## REQUIRED WORK:
Write out each line exactly as it stands, please.

## DATA LINES:

..............................

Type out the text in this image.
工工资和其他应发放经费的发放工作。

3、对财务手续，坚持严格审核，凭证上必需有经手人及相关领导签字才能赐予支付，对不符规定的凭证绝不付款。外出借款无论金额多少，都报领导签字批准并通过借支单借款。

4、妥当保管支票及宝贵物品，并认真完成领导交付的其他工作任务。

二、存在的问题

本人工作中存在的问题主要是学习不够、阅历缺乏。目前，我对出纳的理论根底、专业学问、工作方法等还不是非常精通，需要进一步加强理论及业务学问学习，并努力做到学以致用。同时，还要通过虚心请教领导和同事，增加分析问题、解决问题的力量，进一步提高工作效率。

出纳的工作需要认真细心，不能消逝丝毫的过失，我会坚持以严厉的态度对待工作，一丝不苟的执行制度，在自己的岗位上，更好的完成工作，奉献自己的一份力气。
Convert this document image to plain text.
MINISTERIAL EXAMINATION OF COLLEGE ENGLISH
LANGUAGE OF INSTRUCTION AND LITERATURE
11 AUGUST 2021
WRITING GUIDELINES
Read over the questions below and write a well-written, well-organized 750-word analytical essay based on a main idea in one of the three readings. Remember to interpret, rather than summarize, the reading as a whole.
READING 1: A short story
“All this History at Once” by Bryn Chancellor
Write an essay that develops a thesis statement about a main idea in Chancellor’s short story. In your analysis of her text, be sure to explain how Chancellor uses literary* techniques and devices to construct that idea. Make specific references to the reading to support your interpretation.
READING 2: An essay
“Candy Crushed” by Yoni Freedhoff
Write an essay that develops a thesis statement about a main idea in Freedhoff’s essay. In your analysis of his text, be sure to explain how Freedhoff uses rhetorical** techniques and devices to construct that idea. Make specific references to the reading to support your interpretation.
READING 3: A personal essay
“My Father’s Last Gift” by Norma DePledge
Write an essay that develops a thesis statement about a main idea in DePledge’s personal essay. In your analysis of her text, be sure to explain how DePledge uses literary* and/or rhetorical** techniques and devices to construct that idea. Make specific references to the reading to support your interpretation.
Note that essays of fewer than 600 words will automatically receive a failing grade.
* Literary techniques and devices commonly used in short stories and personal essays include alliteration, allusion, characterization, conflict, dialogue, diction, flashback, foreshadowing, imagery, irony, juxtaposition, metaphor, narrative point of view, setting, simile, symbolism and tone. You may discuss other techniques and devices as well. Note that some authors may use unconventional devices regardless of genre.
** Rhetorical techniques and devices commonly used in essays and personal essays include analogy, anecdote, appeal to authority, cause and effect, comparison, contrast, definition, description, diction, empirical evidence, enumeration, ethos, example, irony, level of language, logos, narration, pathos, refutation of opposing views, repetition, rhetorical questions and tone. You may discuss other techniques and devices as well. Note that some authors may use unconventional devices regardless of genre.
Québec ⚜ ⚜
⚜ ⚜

..............................

## SOLUTION TO THE PROBLEM:
Type out the text in this image.
工工资和其他应发放经费的发放工作。

3、对财务手续，坚持严格审核，凭证上必需有经手人及相关领导签字才能赐予支付，对不符规定的凭证绝不付款。外出借款无论金额多少，都报领导签字批准并通过借支单借款。

4、妥当保管支票及宝贵物品，并认真完成领导交付的其他工作任务。

二、存在的问题

本人工作中存在的问题主要是学习不够、阅历缺乏。目前，我对出纳的理论根底、专业学问、工作方法等还不是非常精通，需要进一步加强理论及业务学问学习，并努力做到学以致用。同时，还要通过虚心请教领导和同事，增加分析问题、解决问题的力量，进一步提高工作效率。

出纳的工作需要认真细心，不能消逝丝毫的过失，我会坚持以严厉的态度对待工作，一丝不苟的执行制度，在自己的岗位上，更好的完成工作，奉献自己的一份力气。
Convert this document image to plain text.
MINISTERIAL EXAMINATION OF COLLEGE ENGLISH
LANGUAGE OF INSTRUCTION AND LITERATURE
11 AUGUST 2021
WRITING GUIDELINES
Read over the questions below and write a well-written, well-organized 750-word analytical essay based on a main idea in one of the three readings. Remember to interpret, rather than summarize, the reading as a whole.
READING 1: A short story
“All this History at Once” by Bryn Chancellor
Write an essay that develops a thesis statement about a main idea in Chancellor’s short story. In your analysis of her text, be sure to explain how Chancellor uses literary* techniques and devices to construct that idea. Make specific references to the reading to support your interpretation.
READING 2: An essay
“Candy Crushed” by Yoni Freedhoff
Write an essay that develops a thesis statement about a main idea in Freedhoff’s essay. In your analysis of his text, be sure to explain how Freedhoff uses rhetorical** techniques and devices to construct that idea. Make specific references to the reading to support your interpretation.
READING 3: A personal essay
“My Father’s Last Gift” by Norma DePledge
Write an essay that develops a thesis statement about a main idea in DePledge’s personal essay. In your analysis of her text, be sure to explain how DePledge uses literary* and/or rhetorical** techniques and devices to construct that idea. Make specific references to the reading to support your interpretation.
Note that essays of fewer than 600 words will automatically receive a failing grade.
* Literary techniques and devices commonly used in short stories and personal essays include alliteration, allusion, characterization, conflict, dialogue, diction, flashback, foreshadowing, imagery, irony, juxtaposition, metaphor, narrative point of view, setting, simile, symbolism and tone. You may discuss other techniques and devices as well. Note that some authors may use unconventional devices regardless of genre.
** Rhetorical techniques and devices commonly used in essays and personal essays include analogy, anecdote, appeal to authority, cause and effect, comparison, contrast, definition, description, diction, empirical evidence, enumeration, ethos, example, irony, level of language, logos, narration, pathos, refutation of opposing views, repetition, rhetorical questions and tone. You may discuss other techniques and devices as well. Note that some authors may use unconventional devices regardless of genre.
Québec ⚜ ⚜
⚜ ⚜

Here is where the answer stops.